— start Supplied material —
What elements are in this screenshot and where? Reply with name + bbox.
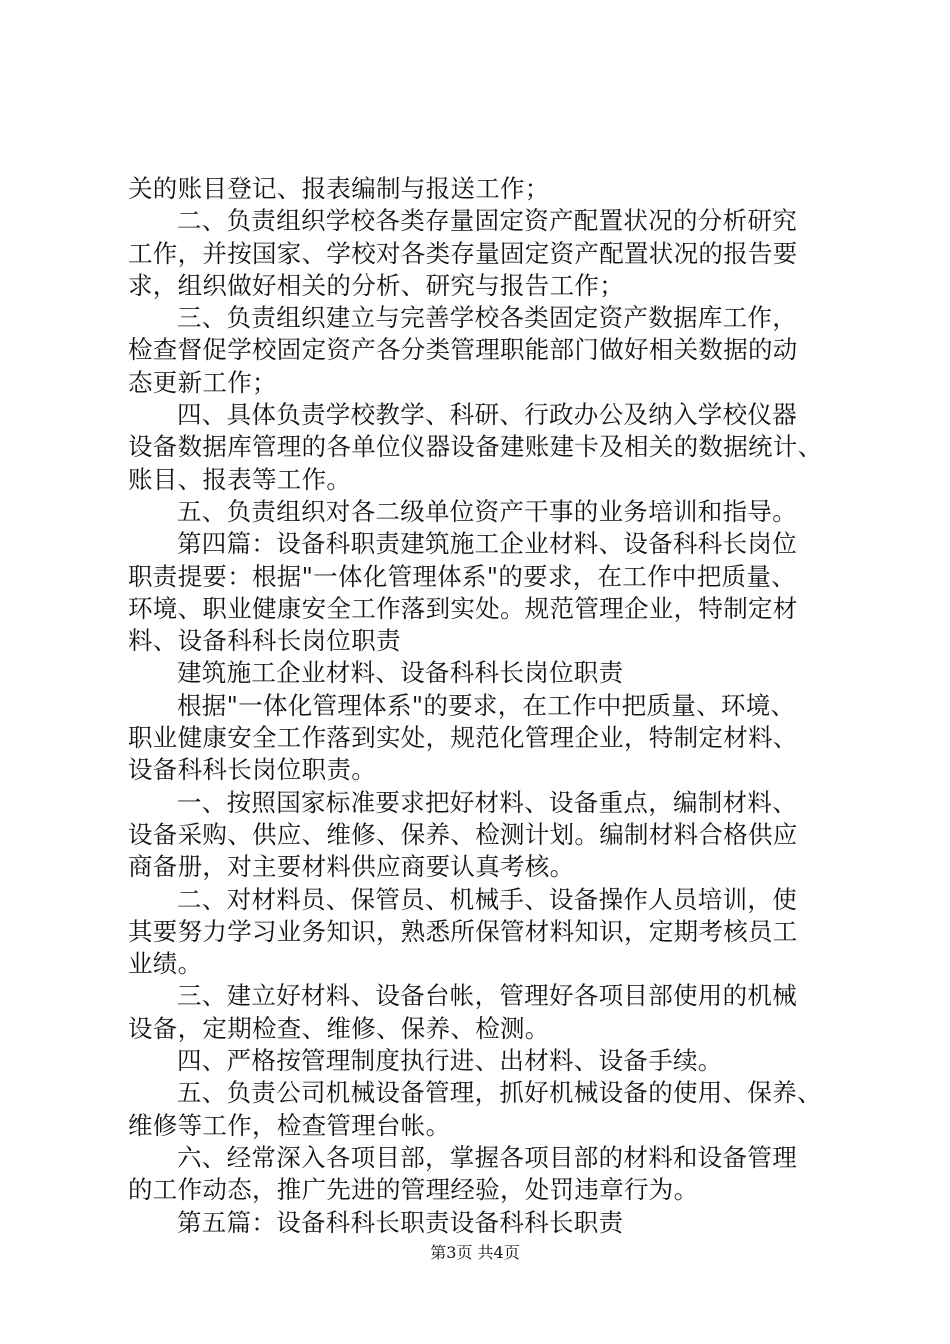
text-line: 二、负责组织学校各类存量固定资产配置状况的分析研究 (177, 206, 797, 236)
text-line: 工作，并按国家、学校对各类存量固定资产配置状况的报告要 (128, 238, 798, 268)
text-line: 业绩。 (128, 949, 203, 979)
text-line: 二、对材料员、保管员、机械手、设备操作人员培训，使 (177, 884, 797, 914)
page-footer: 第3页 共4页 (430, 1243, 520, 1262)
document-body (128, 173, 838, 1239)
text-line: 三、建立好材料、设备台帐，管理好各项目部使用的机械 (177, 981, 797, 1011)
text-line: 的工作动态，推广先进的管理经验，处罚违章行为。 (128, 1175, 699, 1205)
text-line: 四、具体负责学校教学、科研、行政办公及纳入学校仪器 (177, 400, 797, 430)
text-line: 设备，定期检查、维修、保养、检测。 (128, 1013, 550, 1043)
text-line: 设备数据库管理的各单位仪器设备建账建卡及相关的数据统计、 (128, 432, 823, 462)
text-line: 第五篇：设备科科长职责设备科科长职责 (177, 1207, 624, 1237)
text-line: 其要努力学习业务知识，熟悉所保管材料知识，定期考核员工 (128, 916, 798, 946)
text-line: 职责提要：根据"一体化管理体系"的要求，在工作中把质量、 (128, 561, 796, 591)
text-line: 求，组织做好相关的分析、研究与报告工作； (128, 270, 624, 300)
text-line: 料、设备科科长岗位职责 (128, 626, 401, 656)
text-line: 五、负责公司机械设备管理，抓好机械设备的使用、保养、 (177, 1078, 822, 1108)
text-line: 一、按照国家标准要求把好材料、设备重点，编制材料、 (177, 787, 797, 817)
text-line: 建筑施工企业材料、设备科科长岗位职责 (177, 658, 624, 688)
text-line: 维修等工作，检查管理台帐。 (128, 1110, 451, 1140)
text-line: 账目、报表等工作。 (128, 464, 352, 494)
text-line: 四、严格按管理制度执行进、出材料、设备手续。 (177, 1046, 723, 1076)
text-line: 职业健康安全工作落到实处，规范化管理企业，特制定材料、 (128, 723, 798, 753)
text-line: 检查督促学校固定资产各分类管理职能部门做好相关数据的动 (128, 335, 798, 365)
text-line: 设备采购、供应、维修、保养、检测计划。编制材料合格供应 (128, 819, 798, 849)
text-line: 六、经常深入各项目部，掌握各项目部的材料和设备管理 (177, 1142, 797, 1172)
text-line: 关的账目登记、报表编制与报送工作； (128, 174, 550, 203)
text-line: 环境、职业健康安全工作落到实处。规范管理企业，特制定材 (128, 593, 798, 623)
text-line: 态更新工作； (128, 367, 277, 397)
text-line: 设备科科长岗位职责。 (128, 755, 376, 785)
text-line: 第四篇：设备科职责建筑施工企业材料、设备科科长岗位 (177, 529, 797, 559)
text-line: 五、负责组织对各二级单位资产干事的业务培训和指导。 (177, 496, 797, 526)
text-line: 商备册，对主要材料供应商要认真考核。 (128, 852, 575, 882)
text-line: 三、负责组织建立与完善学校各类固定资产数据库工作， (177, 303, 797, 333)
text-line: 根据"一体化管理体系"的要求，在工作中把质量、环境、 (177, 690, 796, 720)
— end Supplied material —
_Directions_.
Gather every line in the records that contains the string "职业健康安全工作落到实处" and copy each one.

_Full answer_.
text-line: 职业健康安全工作落到实处，规范化管理企业，特制定材料、 (128, 723, 798, 753)
text-line: 环境、职业健康安全工作落到实处。规范管理企业，特制定材 (128, 593, 798, 623)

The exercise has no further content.